Data entries:
···

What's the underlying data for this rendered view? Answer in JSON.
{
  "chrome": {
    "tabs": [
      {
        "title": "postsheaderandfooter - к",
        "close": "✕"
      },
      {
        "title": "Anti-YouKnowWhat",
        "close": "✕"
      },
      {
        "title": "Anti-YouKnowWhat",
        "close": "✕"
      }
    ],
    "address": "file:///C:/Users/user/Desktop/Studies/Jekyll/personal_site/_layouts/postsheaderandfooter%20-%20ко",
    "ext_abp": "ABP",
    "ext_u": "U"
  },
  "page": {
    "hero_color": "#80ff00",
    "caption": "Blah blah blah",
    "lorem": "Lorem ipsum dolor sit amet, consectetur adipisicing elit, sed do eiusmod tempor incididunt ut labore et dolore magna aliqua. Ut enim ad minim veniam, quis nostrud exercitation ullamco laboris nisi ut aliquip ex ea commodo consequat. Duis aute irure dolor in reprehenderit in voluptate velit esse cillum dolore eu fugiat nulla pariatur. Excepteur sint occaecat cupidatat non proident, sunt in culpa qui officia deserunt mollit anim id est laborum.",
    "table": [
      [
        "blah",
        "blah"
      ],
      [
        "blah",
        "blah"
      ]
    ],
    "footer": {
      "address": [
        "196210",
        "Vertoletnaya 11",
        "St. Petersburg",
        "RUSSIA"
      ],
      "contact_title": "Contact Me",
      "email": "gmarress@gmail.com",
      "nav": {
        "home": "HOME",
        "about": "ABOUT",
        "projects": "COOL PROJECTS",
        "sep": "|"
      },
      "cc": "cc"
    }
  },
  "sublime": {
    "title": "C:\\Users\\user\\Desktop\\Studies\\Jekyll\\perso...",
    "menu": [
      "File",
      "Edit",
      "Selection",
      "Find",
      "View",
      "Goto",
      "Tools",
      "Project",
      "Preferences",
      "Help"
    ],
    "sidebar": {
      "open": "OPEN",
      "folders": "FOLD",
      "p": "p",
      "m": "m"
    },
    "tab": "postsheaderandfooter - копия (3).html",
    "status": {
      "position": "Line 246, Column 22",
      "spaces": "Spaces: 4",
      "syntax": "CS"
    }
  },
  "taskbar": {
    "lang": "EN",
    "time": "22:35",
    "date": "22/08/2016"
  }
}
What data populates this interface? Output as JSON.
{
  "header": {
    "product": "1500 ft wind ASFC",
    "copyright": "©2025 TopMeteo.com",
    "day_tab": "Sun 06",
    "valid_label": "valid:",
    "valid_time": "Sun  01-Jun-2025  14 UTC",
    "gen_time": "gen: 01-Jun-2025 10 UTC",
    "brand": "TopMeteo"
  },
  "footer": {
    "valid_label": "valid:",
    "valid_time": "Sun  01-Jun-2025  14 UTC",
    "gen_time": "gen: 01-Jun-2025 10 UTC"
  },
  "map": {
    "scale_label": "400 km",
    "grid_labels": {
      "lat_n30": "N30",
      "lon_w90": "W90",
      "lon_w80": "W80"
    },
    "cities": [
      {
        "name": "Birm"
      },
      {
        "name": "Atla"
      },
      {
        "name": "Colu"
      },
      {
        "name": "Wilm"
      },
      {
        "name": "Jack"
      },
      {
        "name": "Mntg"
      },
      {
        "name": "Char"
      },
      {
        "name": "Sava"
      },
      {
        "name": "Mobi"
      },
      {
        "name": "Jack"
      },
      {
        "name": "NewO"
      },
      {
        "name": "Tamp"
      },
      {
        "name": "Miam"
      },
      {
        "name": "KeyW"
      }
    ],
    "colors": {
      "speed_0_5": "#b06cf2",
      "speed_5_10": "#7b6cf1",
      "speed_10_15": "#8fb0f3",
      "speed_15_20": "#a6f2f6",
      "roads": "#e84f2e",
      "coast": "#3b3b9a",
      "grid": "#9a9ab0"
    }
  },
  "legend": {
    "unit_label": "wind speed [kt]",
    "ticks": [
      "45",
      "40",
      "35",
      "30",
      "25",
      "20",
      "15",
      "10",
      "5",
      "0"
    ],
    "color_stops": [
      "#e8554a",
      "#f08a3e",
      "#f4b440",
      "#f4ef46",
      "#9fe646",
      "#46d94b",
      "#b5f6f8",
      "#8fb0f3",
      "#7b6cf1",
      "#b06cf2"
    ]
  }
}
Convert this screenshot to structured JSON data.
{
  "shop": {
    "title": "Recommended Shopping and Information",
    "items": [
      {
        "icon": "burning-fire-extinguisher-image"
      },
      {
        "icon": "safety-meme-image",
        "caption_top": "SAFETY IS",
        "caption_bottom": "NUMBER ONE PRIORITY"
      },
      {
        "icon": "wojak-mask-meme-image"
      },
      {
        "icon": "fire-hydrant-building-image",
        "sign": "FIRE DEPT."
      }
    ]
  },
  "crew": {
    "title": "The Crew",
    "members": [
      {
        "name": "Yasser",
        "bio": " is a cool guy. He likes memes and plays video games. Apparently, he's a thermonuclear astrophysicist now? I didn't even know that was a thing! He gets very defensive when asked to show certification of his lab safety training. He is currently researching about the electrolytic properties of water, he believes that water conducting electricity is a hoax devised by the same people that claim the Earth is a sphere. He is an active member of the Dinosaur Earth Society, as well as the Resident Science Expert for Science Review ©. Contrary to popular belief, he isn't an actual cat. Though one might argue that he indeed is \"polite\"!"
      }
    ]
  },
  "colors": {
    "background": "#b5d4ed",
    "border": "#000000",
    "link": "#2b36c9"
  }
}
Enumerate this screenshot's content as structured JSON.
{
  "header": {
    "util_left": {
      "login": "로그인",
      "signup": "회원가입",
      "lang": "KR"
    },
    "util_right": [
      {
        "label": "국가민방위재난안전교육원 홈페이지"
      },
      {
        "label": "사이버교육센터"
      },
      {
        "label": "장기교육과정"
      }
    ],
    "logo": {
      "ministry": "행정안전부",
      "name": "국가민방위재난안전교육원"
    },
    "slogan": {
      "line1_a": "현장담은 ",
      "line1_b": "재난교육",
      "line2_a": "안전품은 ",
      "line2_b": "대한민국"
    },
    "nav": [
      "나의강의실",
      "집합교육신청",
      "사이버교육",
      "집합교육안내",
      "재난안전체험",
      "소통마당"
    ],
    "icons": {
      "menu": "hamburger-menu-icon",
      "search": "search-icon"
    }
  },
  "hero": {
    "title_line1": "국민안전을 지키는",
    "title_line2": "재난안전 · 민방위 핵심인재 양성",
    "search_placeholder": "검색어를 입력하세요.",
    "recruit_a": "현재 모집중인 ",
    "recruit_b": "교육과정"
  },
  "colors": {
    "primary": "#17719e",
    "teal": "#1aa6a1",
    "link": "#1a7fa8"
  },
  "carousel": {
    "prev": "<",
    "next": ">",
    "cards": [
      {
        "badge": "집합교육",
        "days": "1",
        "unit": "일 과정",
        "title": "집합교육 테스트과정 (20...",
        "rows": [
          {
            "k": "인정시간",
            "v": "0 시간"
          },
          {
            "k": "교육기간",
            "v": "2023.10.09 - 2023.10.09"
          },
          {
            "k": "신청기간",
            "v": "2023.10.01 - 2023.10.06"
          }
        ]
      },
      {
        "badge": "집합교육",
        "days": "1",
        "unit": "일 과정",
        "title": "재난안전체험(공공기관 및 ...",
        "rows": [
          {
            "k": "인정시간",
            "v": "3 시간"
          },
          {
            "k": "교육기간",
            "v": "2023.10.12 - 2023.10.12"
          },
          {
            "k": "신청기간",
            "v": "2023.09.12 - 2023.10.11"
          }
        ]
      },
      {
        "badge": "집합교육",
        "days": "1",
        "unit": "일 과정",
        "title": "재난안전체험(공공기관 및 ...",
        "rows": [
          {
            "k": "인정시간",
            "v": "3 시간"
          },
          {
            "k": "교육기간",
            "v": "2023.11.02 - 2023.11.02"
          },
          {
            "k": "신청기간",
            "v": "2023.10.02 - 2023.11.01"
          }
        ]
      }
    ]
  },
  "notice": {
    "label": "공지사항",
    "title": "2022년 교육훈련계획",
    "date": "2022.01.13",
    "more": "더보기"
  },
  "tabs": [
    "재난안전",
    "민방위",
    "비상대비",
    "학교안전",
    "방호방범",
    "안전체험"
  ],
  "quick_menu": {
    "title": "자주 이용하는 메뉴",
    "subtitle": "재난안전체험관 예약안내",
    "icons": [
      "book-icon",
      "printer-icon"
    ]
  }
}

···

- _WHAT THE EXERCISE ASKS_
From the data, pick out every line that includes "about".

- _THE RESPONSE_
        "about": "ABOUT",
        "bio": " is a cool guy. He likes memes and plays video games. Apparently, he's a thermonuclear astrophysicist now? I didn't even know that was a thing! He gets very defensive when asked to show certification of his lab safety training. He is currently researching about the electrolytic properties of water, he believes that water conducting electricity is a hoax devised by the same people that claim the Earth is a sphere. He is an active member of the Dinosaur Earth Society, as well as the Resident Science Expert for Science Review ©. Contrary to popular belief, he isn't an actual cat. Though one might argue that he indeed is \"polite\"!"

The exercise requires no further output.